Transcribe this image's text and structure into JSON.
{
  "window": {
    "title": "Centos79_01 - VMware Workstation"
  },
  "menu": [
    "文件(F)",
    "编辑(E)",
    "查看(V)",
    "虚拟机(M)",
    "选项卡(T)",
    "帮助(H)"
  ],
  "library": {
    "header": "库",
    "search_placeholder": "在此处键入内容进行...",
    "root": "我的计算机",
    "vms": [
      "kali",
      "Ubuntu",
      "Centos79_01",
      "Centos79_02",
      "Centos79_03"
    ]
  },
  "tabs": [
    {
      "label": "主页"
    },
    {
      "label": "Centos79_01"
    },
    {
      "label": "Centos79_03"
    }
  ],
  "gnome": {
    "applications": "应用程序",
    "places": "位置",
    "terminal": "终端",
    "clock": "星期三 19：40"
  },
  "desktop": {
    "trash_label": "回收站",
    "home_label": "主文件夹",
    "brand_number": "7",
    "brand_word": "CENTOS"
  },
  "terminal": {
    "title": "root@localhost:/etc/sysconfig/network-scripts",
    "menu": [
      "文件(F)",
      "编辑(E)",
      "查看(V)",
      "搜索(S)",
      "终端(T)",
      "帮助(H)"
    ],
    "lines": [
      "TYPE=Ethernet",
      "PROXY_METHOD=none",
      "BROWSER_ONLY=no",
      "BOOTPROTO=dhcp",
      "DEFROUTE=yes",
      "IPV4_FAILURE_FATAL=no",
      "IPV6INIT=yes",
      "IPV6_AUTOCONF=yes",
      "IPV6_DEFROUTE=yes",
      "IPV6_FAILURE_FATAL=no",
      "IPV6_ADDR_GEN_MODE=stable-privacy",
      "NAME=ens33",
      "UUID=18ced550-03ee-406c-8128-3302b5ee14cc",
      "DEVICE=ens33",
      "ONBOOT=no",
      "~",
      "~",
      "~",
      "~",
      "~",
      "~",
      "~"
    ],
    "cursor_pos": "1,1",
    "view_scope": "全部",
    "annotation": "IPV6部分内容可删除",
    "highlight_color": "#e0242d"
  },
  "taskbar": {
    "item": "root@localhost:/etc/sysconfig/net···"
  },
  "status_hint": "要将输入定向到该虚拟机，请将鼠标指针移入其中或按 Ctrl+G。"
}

▸ **EXERCISE BRIEF**
Transcribe the records above exactly as they appear.

▸ **ANSWER FOR THIS EXERCISE**
Transcribe this image's text and structure into JSON.
{
  "window": {
    "title": "Centos79_01 - VMware Workstation"
  },
  "menu": [
    "文件(F)",
    "编辑(E)",
    "查看(V)",
    "虚拟机(M)",
    "选项卡(T)",
    "帮助(H)"
  ],
  "library": {
    "header": "库",
    "search_placeholder": "在此处键入内容进行...",
    "root": "我的计算机",
    "vms": [
      "kali",
      "Ubuntu",
      "Centos79_01",
      "Centos79_02",
      "Centos79_03"
    ]
  },
  "tabs": [
    {
      "label": "主页"
    },
    {
      "label": "Centos79_01"
    },
    {
      "label": "Centos79_03"
    }
  ],
  "gnome": {
    "applications": "应用程序",
    "places": "位置",
    "terminal": "终端",
    "clock": "星期三 19：40"
  },
  "desktop": {
    "trash_label": "回收站",
    "home_label": "主文件夹",
    "brand_number": "7",
    "brand_word": "CENTOS"
  },
  "terminal": {
    "title": "root@localhost:/etc/sysconfig/network-scripts",
    "menu": [
      "文件(F)",
      "编辑(E)",
      "查看(V)",
      "搜索(S)",
      "终端(T)",
      "帮助(H)"
    ],
    "lines": [
      "TYPE=Ethernet",
      "PROXY_METHOD=none",
      "BROWSER_ONLY=no",
      "BOOTPROTO=dhcp",
      "DEFROUTE=yes",
      "IPV4_FAILURE_FATAL=no",
      "IPV6INIT=yes",
      "IPV6_AUTOCONF=yes",
      "IPV6_DEFROUTE=yes",
      "IPV6_FAILURE_FATAL=no",
      "IPV6_ADDR_GEN_MODE=stable-privacy",
      "NAME=ens33",
      "UUID=18ced550-03ee-406c-8128-3302b5ee14cc",
      "DEVICE=ens33",
      "ONBOOT=no",
      "~",
      "~",
      "~",
      "~",
      "~",
      "~",
      "~"
    ],
    "cursor_pos": "1,1",
    "view_scope": "全部",
    "annotation": "IPV6部分内容可删除",
    "highlight_color": "#e0242d"
  },
  "taskbar": {
    "item": "root@localhost:/etc/sysconfig/net···"
  },
  "status_hint": "要将输入定向到该虚拟机，请将鼠标指针移入其中或按 Ctrl+G。"
}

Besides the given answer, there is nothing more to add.